DIRECTIONS FOR THIS TASK> Nothing but the text of the records should come back; copy it exactly and leave the pictures out.

(Collected data entries)
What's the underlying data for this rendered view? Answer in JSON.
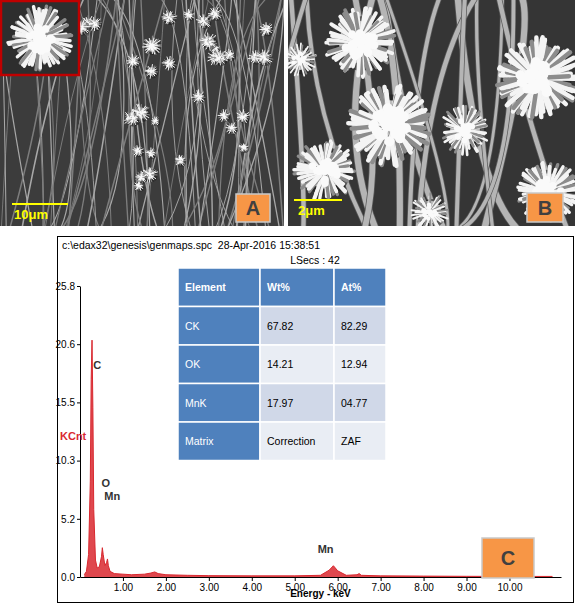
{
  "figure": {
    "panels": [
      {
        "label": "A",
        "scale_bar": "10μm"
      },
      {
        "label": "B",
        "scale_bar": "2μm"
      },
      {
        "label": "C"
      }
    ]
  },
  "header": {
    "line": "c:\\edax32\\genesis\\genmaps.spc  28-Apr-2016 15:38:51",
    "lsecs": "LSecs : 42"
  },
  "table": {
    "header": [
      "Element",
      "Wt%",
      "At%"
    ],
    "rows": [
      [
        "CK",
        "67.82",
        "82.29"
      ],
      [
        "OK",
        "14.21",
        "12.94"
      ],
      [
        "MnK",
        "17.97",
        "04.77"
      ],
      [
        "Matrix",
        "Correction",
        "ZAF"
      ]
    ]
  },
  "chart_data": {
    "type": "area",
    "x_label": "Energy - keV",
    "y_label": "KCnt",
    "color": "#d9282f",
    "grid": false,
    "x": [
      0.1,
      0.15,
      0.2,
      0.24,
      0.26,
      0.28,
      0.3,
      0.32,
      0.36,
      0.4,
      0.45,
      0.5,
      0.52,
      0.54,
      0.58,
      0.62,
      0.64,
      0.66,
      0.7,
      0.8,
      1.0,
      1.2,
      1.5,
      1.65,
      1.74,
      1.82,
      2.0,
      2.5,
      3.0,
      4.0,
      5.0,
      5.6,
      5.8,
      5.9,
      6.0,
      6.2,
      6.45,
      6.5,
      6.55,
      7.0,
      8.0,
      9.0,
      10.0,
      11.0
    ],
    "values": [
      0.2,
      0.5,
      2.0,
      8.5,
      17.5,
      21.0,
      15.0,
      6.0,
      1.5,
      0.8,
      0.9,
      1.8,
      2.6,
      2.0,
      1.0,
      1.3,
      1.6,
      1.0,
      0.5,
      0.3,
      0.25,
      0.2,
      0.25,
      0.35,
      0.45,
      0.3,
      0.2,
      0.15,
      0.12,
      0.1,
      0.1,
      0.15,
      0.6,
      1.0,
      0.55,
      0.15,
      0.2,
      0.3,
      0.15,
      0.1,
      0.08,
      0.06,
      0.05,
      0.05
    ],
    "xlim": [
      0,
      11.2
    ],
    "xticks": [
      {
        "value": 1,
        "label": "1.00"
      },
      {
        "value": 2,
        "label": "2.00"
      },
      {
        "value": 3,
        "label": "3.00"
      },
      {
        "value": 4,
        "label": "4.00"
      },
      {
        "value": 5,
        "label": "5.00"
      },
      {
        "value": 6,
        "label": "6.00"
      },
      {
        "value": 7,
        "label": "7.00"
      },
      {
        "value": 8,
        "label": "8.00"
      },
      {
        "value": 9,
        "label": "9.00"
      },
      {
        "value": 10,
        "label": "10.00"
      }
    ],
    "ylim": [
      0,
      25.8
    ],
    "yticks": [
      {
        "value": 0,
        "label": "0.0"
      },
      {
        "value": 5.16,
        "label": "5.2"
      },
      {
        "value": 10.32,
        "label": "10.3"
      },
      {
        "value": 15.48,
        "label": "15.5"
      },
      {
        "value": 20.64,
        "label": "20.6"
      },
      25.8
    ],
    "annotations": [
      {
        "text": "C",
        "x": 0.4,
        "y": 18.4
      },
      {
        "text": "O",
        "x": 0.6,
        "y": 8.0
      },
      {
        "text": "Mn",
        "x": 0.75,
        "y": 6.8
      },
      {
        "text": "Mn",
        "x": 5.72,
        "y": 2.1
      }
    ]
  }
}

SOLUTION>
What's the underlying data for this rendered view? Answer in JSON.
{
  "figure": {
    "panels": [
      {
        "label": "A",
        "scale_bar": "10μm"
      },
      {
        "label": "B",
        "scale_bar": "2μm"
      },
      {
        "label": "C"
      }
    ]
  },
  "header": {
    "line": "c:\\edax32\\genesis\\genmaps.spc  28-Apr-2016 15:38:51",
    "lsecs": "LSecs : 42"
  },
  "table": {
    "header": [
      "Element",
      "Wt%",
      "At%"
    ],
    "rows": [
      [
        "CK",
        "67.82",
        "82.29"
      ],
      [
        "OK",
        "14.21",
        "12.94"
      ],
      [
        "MnK",
        "17.97",
        "04.77"
      ],
      [
        "Matrix",
        "Correction",
        "ZAF"
      ]
    ]
  },
  "chart_data": {
    "type": "area",
    "x_label": "Energy - keV",
    "y_label": "KCnt",
    "color": "#d9282f",
    "grid": false,
    "x": [
      0.1,
      0.15,
      0.2,
      0.24,
      0.26,
      0.28,
      0.3,
      0.32,
      0.36,
      0.4,
      0.45,
      0.5,
      0.52,
      0.54,
      0.58,
      0.62,
      0.64,
      0.66,
      0.7,
      0.8,
      1.0,
      1.2,
      1.5,
      1.65,
      1.74,
      1.82,
      2.0,
      2.5,
      3.0,
      4.0,
      5.0,
      5.6,
      5.8,
      5.9,
      6.0,
      6.2,
      6.45,
      6.5,
      6.55,
      7.0,
      8.0,
      9.0,
      10.0,
      11.0
    ],
    "values": [
      0.2,
      0.5,
      2.0,
      8.5,
      17.5,
      21.0,
      15.0,
      6.0,
      1.5,
      0.8,
      0.9,
      1.8,
      2.6,
      2.0,
      1.0,
      1.3,
      1.6,
      1.0,
      0.5,
      0.3,
      0.25,
      0.2,
      0.25,
      0.35,
      0.45,
      0.3,
      0.2,
      0.15,
      0.12,
      0.1,
      0.1,
      0.15,
      0.6,
      1.0,
      0.55,
      0.15,
      0.2,
      0.3,
      0.15,
      0.1,
      0.08,
      0.06,
      0.05,
      0.05
    ],
    "xlim": [
      0,
      11.2
    ],
    "xticks": [
      {
        "value": 1,
        "label": "1.00"
      },
      {
        "value": 2,
        "label": "2.00"
      },
      {
        "value": 3,
        "label": "3.00"
      },
      {
        "value": 4,
        "label": "4.00"
      },
      {
        "value": 5,
        "label": "5.00"
      },
      {
        "value": 6,
        "label": "6.00"
      },
      {
        "value": 7,
        "label": "7.00"
      },
      {
        "value": 8,
        "label": "8.00"
      },
      {
        "value": 9,
        "label": "9.00"
      },
      {
        "value": 10,
        "label": "10.00"
      }
    ],
    "ylim": [
      0,
      25.8
    ],
    "yticks": [
      {
        "value": 0,
        "label": "0.0"
      },
      {
        "value": 5.16,
        "label": "5.2"
      },
      {
        "value": 10.32,
        "label": "10.3"
      },
      {
        "value": 15.48,
        "label": "15.5"
      },
      {
        "value": 20.64,
        "label": "20.6"
      },
      25.8
    ],
    "annotations": [
      {
        "text": "C",
        "x": 0.4,
        "y": 18.4
      },
      {
        "text": "O",
        "x": 0.6,
        "y": 8.0
      },
      {
        "text": "Mn",
        "x": 0.75,
        "y": 6.8
      },
      {
        "text": "Mn",
        "x": 5.72,
        "y": 2.1
      }
    ]
  }
}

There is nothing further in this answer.